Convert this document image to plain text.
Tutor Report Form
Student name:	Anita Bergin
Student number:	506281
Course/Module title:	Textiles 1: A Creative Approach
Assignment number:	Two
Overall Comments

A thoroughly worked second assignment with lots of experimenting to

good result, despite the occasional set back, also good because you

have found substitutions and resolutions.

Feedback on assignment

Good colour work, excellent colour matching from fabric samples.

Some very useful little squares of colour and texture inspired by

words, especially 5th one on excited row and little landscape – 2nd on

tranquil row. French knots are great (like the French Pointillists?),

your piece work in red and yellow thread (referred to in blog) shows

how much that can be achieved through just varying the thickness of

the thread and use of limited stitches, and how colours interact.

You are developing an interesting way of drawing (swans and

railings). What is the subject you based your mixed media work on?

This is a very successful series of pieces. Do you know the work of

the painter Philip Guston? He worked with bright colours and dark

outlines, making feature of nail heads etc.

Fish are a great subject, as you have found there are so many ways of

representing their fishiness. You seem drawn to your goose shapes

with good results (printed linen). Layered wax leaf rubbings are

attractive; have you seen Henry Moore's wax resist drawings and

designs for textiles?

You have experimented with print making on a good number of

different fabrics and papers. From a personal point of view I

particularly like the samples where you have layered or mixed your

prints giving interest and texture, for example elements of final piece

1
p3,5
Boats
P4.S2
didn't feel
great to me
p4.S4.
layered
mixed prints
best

__STATED EXERCISE__.
Repeat the records exactly, including every line.

__FINISHED TASK__.
Convert this document image to plain text.
Tutor Report Form
Student name:	Anita Bergin
Student number:	506281
Course/Module title:	Textiles 1: A Creative Approach
Assignment number:	Two
Overall Comments

A thoroughly worked second assignment with lots of experimenting to

good result, despite the occasional set back, also good because you

have found substitutions and resolutions.

Feedback on assignment

Good colour work, excellent colour matching from fabric samples.

Some very useful little squares of colour and texture inspired by

words, especially 5th one on excited row and little landscape – 2nd on

tranquil row. French knots are great (like the French Pointillists?),

your piece work in red and yellow thread (referred to in blog) shows

how much that can be achieved through just varying the thickness of

the thread and use of limited stitches, and how colours interact.

You are developing an interesting way of drawing (swans and

railings). What is the subject you based your mixed media work on?

This is a very successful series of pieces. Do you know the work of

the painter Philip Guston? He worked with bright colours and dark

outlines, making feature of nail heads etc.

Fish are a great subject, as you have found there are so many ways of

representing their fishiness. You seem drawn to your goose shapes

with good results (printed linen). Layered wax leaf rubbings are

attractive; have you seen Henry Moore's wax resist drawings and

designs for textiles?

You have experimented with print making on a good number of

different fabrics and papers. From a personal point of view I

particularly like the samples where you have layered or mixed your

prints giving interest and texture, for example elements of final piece

1
p3,5
Boats
P4.S2
didn't feel
great to me
p4.S4.
layered
mixed prints
best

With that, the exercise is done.